--- Start GIVEN DATA ---
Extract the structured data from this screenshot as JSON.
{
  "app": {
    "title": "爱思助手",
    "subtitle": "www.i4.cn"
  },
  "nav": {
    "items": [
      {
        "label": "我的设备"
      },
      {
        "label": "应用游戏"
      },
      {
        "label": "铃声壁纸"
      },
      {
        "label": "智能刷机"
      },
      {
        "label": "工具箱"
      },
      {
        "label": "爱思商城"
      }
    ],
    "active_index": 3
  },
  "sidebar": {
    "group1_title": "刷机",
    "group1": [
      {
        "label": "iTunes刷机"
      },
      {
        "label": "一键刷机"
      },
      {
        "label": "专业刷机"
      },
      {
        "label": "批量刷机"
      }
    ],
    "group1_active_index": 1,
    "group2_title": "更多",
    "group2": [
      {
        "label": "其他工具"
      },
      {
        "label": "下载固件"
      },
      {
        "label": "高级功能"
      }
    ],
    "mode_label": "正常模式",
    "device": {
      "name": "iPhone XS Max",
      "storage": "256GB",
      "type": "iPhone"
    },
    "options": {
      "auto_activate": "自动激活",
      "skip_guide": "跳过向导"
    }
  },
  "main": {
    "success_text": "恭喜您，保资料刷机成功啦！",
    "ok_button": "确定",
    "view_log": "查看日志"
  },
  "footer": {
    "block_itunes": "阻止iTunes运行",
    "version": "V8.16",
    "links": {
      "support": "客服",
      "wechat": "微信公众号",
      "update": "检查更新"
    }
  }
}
--- End GIVEN DATA ---
TASK BRIEF: Repeat all entries. Match them exactly.

THE ANSWER:
Extract the structured data from this screenshot as JSON.
{
  "app": {
    "title": "爱思助手",
    "subtitle": "www.i4.cn"
  },
  "nav": {
    "items": [
      {
        "label": "我的设备"
      },
      {
        "label": "应用游戏"
      },
      {
        "label": "铃声壁纸"
      },
      {
        "label": "智能刷机"
      },
      {
        "label": "工具箱"
      },
      {
        "label": "爱思商城"
      }
    ],
    "active_index": 3
  },
  "sidebar": {
    "group1_title": "刷机",
    "group1": [
      {
        "label": "iTunes刷机"
      },
      {
        "label": "一键刷机"
      },
      {
        "label": "专业刷机"
      },
      {
        "label": "批量刷机"
      }
    ],
    "group1_active_index": 1,
    "group2_title": "更多",
    "group2": [
      {
        "label": "其他工具"
      },
      {
        "label": "下载固件"
      },
      {
        "label": "高级功能"
      }
    ],
    "mode_label": "正常模式",
    "device": {
      "name": "iPhone XS Max",
      "storage": "256GB",
      "type": "iPhone"
    },
    "options": {
      "auto_activate": "自动激活",
      "skip_guide": "跳过向导"
    }
  },
  "main": {
    "success_text": "恭喜您，保资料刷机成功啦！",
    "ok_button": "确定",
    "view_log": "查看日志"
  },
  "footer": {
    "block_itunes": "阻止iTunes运行",
    "version": "V8.16",
    "links": {
      "support": "客服",
      "wechat": "微信公众号",
      "update": "检查更新"
    }
  }
}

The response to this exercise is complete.